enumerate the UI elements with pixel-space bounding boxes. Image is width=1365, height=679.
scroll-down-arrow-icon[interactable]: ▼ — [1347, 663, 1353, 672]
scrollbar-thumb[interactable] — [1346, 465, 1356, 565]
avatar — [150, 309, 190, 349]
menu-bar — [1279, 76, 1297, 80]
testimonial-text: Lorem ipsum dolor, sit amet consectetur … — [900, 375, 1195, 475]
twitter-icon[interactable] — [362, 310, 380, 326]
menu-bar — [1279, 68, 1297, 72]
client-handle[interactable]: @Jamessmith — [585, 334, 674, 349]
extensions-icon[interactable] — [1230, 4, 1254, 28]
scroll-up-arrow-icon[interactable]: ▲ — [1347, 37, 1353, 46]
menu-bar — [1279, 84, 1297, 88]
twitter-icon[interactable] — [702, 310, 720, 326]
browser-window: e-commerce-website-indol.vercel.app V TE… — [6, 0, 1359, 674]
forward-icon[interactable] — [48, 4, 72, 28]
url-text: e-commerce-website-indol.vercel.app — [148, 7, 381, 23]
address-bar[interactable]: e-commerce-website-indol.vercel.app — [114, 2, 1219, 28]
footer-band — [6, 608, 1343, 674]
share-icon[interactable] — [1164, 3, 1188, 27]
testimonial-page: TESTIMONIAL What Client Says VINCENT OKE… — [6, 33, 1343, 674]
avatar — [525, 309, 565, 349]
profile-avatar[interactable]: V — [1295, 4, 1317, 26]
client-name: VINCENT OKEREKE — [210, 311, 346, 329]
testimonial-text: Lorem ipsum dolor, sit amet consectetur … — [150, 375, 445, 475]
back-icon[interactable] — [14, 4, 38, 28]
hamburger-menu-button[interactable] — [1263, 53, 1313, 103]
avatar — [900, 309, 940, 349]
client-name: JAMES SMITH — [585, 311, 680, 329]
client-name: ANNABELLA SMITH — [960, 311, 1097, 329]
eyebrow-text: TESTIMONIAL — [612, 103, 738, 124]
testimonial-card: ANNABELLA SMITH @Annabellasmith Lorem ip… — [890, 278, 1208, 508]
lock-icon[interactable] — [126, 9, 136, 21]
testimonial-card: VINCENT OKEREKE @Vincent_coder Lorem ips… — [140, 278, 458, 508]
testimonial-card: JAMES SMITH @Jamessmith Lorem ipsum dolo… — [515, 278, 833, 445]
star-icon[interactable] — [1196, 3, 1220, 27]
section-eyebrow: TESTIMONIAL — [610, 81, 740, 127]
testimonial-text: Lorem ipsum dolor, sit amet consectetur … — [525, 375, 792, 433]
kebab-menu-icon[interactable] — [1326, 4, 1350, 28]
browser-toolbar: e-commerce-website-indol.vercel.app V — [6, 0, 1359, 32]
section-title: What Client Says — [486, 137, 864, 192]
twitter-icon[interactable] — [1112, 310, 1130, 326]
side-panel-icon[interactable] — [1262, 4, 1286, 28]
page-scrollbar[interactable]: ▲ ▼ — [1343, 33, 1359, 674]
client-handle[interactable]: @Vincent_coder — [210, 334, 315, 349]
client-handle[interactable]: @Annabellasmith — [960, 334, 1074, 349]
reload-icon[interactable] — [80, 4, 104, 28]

# # # # # # #

_GOAL_
Update the stretch from the start of the records through the line that contains "extensions-icon[interactable] — [1230, 4, 1254, 28]" by rewriting it with "twitter-icon" replaced by "x-logo-icon" and every other detail unchanged.

_WRITTEN SOLUTION_
enumerate the UI elements with pixel-space bounding boxes. Image is width=1365, height=679.
scroll-down-arrow-icon[interactable]: ▼ — [1347, 663, 1353, 672]
scrollbar-thumb[interactable] — [1346, 465, 1356, 565]
avatar — [150, 309, 190, 349]
menu-bar — [1279, 76, 1297, 80]
testimonial-text: Lorem ipsum dolor, sit amet consectetur … — [900, 375, 1195, 475]
x-logo-icon[interactable] — [362, 310, 380, 326]
menu-bar — [1279, 68, 1297, 72]
client-handle[interactable]: @Jamessmith — [585, 334, 674, 349]
extensions-icon[interactable] — [1230, 4, 1254, 28]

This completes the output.